* begin SUPPLIED RECORDS *
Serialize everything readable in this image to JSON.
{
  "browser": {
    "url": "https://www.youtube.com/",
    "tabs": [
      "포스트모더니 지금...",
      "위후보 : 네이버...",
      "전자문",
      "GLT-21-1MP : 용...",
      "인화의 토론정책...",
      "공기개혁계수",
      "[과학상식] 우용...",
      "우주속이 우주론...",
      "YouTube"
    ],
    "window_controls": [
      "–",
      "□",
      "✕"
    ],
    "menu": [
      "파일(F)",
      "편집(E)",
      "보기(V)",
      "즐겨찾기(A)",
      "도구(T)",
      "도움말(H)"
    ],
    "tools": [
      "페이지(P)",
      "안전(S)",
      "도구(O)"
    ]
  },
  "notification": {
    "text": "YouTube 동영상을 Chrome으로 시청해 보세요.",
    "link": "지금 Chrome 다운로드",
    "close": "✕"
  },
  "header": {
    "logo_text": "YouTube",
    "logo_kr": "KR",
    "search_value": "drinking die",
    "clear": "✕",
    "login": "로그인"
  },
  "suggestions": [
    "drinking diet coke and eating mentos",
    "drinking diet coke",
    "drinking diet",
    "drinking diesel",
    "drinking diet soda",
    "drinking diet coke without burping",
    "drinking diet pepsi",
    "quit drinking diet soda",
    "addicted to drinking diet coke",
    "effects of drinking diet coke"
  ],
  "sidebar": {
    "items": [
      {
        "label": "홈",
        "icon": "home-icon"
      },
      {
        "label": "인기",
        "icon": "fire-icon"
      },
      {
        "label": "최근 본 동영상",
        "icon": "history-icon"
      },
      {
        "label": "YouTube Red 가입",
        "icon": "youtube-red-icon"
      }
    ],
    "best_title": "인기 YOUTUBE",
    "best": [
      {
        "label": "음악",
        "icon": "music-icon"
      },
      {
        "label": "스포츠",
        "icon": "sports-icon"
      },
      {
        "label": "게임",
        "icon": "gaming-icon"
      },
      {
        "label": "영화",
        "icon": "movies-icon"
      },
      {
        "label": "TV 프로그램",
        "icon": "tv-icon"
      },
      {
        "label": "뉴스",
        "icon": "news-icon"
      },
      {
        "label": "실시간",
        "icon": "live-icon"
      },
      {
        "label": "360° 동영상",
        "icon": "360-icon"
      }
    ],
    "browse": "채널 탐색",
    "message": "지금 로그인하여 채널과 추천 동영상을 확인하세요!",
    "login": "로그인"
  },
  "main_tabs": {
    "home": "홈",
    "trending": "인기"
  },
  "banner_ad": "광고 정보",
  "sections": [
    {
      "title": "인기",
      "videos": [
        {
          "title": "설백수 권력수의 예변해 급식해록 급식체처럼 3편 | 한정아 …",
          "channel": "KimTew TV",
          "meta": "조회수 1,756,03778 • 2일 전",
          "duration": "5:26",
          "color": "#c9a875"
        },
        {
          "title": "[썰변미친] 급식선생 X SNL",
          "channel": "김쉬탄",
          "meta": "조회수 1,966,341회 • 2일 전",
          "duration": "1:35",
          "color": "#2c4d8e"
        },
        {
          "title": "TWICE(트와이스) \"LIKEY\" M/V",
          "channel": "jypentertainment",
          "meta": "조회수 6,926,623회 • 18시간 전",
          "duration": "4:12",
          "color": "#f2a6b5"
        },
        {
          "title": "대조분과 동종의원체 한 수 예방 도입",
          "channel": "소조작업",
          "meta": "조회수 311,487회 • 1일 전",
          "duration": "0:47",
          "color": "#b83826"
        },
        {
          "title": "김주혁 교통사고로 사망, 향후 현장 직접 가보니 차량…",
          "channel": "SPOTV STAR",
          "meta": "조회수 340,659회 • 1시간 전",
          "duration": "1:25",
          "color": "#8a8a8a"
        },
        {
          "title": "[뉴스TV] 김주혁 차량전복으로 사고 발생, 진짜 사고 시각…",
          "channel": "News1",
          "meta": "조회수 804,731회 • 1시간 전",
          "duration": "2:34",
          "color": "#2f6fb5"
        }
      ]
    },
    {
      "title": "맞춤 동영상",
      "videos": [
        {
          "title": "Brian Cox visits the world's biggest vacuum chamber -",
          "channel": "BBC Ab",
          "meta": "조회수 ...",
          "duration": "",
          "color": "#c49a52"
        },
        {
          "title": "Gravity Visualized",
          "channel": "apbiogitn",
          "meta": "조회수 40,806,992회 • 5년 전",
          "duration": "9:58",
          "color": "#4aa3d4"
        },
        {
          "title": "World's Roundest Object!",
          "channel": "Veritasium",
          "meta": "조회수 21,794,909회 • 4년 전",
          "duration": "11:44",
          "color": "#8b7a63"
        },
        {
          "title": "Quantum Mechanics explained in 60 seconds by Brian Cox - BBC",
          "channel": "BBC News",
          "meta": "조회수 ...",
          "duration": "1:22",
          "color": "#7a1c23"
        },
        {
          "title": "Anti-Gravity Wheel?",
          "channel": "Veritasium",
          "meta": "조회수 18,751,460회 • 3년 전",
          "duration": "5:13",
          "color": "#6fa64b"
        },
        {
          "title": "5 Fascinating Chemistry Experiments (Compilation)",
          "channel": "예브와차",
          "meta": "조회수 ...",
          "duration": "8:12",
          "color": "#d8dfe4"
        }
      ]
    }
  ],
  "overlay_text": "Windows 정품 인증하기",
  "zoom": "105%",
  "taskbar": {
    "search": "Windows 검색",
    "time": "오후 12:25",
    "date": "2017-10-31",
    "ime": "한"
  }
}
* end SUPPLIED RECORDS *
**STATED PROBLEM**:
Copy out every line of the data that includes the word "Windows".

**SOLVED PROBLEM**:
  "overlay_text": "Windows 정품 인증하기",
    "search": "Windows 검색",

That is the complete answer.